Source material:
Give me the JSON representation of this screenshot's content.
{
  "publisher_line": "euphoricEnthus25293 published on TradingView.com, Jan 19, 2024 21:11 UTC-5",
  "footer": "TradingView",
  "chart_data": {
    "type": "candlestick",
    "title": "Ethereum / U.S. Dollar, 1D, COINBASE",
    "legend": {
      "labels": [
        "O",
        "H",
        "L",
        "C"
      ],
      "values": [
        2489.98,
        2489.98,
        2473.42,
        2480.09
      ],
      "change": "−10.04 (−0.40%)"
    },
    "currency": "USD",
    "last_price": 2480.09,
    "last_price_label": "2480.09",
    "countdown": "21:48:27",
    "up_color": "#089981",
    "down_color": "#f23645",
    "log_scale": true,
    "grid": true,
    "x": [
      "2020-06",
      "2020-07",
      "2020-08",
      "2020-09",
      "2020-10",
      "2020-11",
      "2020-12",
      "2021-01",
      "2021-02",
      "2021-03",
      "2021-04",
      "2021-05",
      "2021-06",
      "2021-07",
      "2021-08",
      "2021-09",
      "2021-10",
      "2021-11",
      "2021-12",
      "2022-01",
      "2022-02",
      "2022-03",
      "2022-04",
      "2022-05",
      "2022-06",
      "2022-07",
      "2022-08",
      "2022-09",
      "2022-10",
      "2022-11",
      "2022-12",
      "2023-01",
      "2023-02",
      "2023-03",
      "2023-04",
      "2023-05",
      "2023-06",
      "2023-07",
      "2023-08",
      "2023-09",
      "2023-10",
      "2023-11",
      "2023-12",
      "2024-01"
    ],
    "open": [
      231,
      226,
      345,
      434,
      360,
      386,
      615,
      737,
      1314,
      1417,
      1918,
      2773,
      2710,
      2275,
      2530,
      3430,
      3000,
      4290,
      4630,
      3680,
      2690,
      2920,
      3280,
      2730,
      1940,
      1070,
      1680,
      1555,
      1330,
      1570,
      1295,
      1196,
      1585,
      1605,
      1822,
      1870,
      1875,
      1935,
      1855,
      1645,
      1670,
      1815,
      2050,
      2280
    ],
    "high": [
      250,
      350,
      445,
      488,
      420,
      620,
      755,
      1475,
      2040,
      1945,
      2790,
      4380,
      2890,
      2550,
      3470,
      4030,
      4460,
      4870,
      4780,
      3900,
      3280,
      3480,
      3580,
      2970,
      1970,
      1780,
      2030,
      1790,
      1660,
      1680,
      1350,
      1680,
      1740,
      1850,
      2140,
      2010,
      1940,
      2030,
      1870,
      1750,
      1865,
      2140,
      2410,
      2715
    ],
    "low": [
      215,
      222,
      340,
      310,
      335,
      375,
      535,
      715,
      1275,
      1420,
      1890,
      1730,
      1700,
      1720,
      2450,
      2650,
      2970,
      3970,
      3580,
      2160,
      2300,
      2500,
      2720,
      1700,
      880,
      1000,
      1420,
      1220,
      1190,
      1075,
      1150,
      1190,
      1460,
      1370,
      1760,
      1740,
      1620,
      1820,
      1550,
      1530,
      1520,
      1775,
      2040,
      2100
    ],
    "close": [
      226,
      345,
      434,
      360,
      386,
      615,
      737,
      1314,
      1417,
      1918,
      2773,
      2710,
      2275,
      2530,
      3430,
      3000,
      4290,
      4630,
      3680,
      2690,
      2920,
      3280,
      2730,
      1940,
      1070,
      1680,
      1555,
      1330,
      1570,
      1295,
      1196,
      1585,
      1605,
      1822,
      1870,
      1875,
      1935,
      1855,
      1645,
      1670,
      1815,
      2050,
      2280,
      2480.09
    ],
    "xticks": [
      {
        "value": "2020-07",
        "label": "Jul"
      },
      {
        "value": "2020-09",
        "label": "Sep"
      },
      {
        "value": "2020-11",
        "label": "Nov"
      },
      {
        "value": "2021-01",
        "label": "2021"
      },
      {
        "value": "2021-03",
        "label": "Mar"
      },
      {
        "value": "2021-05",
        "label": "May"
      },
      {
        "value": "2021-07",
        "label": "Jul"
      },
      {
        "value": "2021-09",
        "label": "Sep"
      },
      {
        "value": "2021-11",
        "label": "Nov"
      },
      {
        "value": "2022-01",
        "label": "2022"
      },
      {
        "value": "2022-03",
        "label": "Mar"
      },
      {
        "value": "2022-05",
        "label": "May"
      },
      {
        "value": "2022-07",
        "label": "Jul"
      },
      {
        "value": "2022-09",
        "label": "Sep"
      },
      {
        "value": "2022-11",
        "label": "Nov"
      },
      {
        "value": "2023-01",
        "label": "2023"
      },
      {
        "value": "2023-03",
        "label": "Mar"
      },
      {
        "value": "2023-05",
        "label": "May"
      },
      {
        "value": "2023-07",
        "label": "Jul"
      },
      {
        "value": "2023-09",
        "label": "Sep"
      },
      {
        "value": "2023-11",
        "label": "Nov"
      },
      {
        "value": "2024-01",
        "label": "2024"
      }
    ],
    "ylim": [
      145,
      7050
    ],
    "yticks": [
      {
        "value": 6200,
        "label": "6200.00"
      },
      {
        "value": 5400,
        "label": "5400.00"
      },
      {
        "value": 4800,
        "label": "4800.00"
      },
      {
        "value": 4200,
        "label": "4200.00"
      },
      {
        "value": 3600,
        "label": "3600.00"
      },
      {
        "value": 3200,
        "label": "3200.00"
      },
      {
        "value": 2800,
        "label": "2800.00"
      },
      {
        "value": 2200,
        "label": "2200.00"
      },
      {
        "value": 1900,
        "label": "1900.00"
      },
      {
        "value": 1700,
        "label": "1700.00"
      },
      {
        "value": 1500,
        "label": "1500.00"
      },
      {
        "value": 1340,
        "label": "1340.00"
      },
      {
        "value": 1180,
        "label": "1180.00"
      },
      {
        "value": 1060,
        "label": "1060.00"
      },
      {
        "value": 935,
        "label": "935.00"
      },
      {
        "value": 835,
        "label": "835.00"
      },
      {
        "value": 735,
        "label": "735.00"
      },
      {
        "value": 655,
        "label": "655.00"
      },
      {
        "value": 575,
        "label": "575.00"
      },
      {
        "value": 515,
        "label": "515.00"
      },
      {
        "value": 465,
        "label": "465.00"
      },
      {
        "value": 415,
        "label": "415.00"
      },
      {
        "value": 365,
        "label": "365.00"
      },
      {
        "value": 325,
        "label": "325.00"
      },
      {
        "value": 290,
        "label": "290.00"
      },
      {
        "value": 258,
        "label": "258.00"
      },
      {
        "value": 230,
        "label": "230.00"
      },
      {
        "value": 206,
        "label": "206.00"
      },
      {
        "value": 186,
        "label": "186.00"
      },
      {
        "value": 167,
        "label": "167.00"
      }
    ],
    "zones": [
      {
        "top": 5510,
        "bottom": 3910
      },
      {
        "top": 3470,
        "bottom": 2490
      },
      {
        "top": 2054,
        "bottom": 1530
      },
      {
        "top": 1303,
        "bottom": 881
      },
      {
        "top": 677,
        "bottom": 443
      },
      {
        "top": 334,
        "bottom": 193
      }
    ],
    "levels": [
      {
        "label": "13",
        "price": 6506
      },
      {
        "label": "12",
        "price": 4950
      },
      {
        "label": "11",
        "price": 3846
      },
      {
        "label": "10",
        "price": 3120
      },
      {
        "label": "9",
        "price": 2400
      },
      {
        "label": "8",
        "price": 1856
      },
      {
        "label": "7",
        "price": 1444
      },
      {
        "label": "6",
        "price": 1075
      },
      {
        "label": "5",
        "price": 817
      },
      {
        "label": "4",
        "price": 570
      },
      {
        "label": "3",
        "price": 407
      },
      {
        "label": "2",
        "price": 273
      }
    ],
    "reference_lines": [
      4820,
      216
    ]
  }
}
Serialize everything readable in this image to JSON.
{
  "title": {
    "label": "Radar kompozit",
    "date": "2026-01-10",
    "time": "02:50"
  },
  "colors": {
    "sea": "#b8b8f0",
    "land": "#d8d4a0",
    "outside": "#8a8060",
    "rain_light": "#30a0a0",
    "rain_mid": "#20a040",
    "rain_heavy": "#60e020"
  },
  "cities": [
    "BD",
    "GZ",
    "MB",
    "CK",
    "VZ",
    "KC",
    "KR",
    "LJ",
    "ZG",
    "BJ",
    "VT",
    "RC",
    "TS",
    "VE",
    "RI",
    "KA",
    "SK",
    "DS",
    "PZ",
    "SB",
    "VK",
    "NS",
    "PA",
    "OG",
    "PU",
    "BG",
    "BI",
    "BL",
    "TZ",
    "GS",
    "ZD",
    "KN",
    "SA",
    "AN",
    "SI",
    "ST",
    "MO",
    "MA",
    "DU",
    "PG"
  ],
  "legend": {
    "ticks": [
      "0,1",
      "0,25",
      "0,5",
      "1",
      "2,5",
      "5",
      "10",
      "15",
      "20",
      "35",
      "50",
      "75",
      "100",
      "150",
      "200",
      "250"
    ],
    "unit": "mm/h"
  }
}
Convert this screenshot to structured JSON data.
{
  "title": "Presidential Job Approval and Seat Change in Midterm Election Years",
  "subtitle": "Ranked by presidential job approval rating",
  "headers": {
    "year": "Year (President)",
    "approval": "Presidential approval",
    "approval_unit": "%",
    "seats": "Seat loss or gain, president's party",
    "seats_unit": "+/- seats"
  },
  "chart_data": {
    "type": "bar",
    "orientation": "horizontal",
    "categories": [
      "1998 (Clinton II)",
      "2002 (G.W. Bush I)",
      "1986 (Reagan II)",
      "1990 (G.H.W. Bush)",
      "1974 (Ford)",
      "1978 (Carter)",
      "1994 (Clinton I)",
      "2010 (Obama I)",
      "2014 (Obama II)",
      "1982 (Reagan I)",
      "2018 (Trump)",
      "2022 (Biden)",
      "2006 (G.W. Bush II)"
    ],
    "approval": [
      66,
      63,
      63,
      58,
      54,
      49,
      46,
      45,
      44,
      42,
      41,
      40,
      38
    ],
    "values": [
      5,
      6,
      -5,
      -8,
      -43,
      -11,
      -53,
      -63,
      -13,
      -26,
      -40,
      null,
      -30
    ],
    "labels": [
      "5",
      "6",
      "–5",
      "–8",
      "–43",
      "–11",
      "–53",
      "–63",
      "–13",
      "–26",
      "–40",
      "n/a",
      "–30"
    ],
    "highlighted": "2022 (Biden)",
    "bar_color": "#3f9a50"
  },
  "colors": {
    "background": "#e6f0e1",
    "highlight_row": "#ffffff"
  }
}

To be done:
Find every line in the records above that contains the word "screenshot", and copy each one.

Task answer:
Give me the JSON representation of this screenshot's content.
Convert this screenshot to structured JSON data.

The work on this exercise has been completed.